§ **What is expected**
Go through the listing and return every line with "inclusive" in it.

§ **Recorded information**
▽

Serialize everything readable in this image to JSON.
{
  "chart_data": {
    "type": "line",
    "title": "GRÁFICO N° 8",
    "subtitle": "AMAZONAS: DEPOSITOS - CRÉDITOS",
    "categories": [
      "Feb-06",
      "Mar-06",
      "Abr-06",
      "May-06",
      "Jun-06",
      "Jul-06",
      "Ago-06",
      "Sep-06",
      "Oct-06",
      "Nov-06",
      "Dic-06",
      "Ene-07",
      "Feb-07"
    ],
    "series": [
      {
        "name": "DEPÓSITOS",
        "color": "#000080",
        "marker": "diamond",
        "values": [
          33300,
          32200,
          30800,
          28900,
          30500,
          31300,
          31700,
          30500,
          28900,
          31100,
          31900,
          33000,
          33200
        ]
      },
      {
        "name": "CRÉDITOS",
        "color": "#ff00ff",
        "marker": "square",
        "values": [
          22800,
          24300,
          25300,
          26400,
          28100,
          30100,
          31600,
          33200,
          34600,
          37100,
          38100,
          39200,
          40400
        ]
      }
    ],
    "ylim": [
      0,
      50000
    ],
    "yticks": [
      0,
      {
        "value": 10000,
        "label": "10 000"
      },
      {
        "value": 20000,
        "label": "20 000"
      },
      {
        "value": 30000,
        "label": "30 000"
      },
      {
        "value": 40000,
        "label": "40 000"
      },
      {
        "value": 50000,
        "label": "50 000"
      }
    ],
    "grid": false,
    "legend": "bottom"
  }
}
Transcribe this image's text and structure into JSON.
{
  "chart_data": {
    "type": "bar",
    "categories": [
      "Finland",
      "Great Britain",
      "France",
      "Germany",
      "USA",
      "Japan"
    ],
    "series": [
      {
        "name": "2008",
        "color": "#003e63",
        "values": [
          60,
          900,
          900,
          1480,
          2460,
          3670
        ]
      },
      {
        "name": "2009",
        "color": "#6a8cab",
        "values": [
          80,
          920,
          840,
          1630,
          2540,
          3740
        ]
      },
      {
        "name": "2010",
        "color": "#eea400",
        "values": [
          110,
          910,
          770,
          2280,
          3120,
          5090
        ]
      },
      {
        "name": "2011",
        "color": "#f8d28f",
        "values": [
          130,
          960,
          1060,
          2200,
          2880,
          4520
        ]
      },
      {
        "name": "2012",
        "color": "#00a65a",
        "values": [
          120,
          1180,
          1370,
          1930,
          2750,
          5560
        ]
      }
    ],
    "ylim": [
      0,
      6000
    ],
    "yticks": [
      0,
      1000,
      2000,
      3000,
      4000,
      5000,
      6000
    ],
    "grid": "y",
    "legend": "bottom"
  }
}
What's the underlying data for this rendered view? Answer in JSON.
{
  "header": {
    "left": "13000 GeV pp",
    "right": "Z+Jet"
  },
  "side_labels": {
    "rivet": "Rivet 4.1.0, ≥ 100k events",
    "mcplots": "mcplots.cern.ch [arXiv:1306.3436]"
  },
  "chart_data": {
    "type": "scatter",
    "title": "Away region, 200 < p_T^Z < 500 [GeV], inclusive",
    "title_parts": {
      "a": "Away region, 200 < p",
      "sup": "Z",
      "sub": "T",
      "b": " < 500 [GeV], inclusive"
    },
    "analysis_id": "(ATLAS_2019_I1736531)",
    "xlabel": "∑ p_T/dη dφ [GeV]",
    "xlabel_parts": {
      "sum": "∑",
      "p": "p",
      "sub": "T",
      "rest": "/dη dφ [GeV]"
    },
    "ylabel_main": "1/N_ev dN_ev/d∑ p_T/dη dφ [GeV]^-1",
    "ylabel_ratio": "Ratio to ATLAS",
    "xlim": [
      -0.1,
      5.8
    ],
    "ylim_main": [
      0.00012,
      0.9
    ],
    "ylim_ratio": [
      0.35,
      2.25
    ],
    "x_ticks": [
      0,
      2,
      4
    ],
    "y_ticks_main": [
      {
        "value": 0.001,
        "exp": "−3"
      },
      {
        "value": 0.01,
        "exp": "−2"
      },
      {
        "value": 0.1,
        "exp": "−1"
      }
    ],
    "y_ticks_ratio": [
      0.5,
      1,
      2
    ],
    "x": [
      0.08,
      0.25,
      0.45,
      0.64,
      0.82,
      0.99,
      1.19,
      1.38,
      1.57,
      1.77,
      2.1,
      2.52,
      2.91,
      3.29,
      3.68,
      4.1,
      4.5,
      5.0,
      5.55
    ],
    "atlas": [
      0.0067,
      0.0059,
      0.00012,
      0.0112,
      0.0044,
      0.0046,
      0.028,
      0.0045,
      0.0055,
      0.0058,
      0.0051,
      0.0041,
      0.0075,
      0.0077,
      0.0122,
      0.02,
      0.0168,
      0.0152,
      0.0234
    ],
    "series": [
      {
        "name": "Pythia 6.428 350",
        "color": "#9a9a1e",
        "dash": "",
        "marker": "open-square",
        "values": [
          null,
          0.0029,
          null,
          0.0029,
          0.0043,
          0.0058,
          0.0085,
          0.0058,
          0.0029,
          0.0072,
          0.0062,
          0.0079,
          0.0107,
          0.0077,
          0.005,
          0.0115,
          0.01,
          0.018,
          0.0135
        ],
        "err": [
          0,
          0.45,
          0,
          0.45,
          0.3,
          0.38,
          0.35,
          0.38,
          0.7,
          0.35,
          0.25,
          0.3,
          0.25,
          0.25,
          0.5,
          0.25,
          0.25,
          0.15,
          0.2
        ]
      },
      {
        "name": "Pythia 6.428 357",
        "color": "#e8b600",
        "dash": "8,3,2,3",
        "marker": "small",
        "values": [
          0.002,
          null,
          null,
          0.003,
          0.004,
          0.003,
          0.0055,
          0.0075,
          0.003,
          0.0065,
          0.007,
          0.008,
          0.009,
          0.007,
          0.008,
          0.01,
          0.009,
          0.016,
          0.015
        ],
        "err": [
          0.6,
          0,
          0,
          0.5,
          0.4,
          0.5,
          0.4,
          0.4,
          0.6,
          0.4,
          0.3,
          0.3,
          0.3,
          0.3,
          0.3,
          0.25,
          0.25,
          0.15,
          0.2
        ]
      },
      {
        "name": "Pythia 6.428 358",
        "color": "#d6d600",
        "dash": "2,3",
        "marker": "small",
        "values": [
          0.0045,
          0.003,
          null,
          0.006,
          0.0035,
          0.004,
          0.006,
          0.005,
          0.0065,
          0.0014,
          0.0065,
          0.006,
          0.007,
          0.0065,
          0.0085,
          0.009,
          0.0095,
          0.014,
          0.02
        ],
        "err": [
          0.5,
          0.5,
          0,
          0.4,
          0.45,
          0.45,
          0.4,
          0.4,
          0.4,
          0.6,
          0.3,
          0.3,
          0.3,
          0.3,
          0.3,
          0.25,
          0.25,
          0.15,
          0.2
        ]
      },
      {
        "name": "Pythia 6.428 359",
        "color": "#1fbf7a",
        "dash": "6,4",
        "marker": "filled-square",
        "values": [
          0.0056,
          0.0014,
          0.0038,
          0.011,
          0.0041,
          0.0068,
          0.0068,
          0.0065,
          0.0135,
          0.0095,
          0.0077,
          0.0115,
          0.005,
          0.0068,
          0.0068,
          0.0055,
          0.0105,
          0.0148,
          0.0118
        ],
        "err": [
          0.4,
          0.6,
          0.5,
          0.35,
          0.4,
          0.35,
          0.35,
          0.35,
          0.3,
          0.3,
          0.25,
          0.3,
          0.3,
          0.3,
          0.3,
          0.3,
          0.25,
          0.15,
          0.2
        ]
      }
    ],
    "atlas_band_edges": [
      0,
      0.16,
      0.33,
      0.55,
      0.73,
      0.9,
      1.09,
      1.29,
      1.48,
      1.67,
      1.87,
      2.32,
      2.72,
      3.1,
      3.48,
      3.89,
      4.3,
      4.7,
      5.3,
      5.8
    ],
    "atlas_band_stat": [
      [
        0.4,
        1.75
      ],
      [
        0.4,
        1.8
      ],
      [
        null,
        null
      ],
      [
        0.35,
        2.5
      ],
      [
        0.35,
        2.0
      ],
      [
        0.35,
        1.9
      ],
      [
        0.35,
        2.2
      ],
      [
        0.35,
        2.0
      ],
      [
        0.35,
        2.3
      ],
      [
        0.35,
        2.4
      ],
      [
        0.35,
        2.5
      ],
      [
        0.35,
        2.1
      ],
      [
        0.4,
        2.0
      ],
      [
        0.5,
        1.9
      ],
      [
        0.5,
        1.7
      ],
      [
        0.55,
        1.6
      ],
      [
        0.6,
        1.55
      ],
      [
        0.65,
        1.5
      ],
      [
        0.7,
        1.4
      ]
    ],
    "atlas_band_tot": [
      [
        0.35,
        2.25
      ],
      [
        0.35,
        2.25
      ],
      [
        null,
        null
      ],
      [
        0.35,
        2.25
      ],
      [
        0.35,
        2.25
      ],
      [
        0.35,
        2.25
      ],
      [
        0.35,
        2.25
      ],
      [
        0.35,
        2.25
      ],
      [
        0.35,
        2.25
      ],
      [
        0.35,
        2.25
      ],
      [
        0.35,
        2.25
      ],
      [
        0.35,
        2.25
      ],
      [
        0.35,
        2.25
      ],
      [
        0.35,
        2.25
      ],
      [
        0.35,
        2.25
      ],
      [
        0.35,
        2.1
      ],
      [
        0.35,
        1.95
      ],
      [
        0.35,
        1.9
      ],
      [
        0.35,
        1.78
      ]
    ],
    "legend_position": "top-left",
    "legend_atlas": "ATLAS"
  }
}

△

§ **Response for this exercise**
    "title": "Away region, 200 < p_T^Z < 500 [GeV], inclusive",
      "b": " < 500 [GeV], inclusive"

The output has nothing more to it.